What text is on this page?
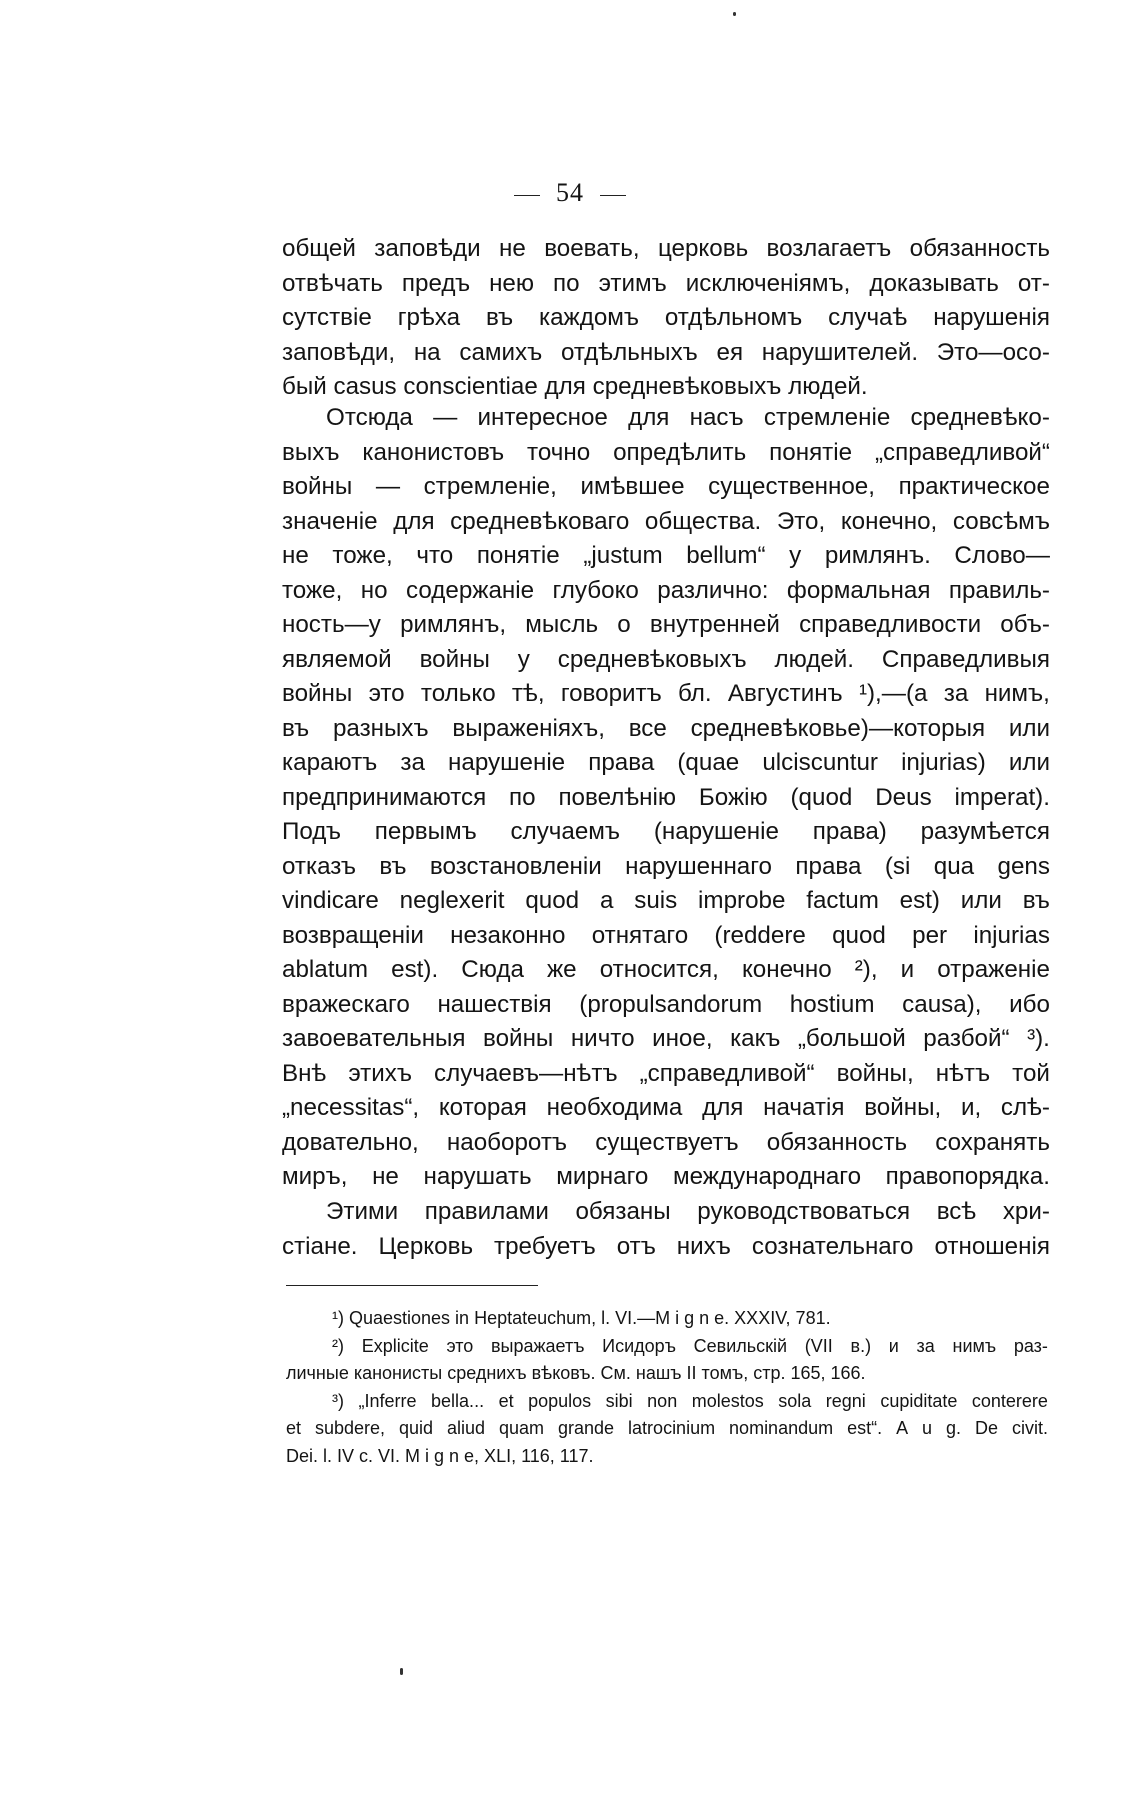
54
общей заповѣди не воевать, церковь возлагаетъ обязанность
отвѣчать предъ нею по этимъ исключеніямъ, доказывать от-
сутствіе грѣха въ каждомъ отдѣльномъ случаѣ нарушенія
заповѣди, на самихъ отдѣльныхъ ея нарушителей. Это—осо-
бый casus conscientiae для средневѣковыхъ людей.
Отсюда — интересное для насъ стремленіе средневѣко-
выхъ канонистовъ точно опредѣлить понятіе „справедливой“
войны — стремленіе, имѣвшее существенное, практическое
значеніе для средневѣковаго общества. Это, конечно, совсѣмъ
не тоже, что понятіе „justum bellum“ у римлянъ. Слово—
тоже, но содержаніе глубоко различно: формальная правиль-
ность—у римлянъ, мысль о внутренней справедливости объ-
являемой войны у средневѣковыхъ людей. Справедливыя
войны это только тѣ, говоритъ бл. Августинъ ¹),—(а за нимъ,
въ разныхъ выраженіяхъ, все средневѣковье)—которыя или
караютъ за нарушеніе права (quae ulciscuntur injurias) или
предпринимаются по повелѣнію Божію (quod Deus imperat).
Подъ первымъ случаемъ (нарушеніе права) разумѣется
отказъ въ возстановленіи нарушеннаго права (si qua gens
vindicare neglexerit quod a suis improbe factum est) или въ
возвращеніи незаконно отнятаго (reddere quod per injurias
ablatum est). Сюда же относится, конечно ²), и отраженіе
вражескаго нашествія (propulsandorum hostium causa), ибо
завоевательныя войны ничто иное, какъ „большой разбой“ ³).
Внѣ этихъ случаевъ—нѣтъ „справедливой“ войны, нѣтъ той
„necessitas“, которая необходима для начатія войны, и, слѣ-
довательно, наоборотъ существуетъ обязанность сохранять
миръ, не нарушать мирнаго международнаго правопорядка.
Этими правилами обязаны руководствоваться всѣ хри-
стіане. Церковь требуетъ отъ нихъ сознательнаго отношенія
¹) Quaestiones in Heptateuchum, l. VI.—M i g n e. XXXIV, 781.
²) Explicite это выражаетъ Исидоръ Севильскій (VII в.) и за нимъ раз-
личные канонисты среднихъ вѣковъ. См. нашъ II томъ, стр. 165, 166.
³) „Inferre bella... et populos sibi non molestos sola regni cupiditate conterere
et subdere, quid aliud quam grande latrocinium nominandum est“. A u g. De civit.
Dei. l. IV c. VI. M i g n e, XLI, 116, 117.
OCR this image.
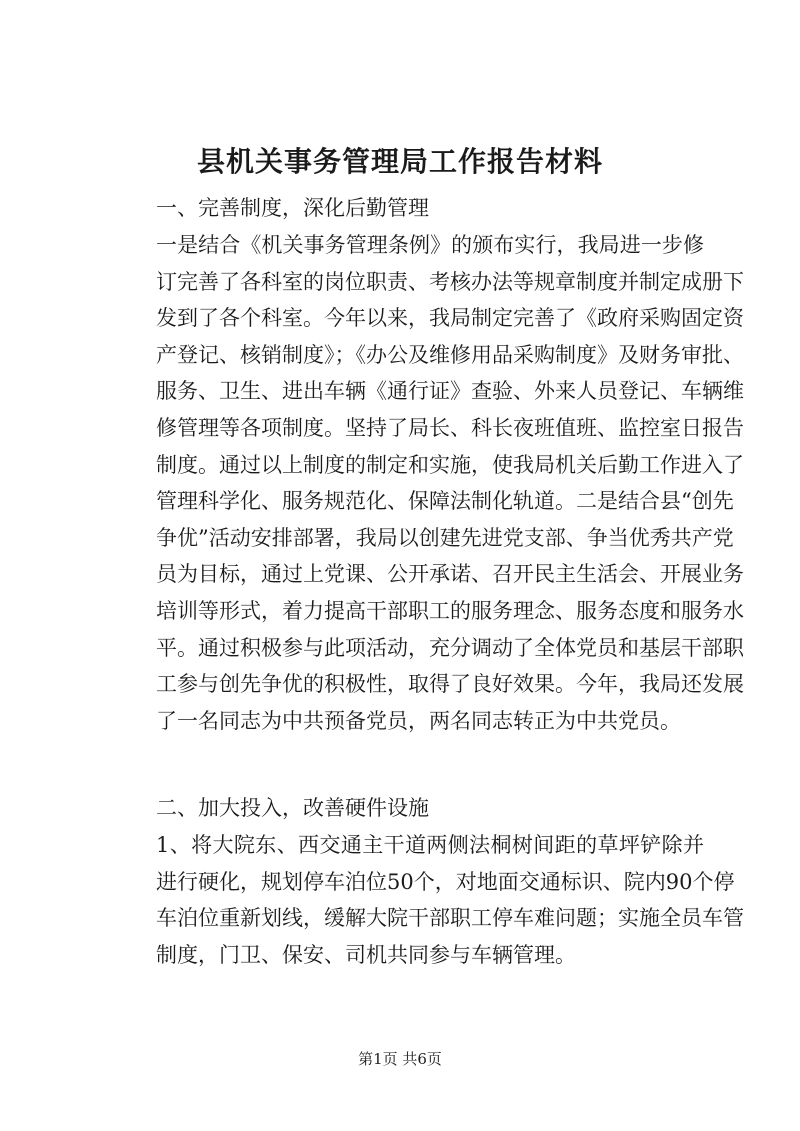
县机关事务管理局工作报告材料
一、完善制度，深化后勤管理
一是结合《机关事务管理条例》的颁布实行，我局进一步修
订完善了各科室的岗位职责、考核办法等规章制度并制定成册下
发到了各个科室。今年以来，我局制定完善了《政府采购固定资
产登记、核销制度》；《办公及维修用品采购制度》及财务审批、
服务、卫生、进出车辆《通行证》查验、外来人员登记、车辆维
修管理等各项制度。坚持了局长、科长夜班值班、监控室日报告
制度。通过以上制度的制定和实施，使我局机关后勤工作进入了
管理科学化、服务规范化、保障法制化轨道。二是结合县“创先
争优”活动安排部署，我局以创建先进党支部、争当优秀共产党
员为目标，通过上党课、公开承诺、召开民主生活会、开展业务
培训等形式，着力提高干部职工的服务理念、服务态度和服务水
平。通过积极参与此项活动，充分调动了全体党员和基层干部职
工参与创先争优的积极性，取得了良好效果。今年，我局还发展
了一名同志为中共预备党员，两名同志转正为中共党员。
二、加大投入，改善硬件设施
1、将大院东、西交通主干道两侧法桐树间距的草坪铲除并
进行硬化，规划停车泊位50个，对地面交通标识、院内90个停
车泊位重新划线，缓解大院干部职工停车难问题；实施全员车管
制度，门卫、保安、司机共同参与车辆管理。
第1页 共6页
■ ■ ■ ■ ■
From the records above, pull out every line containing the word "quod".

FINISHED TASK
предпринимаются по повелѣнію Божію (quod Deus imperat).
vindicare neglexerit quod a suis improbe factum est) или въ
возвращеніи незаконно отнятаго (reddere quod per injurias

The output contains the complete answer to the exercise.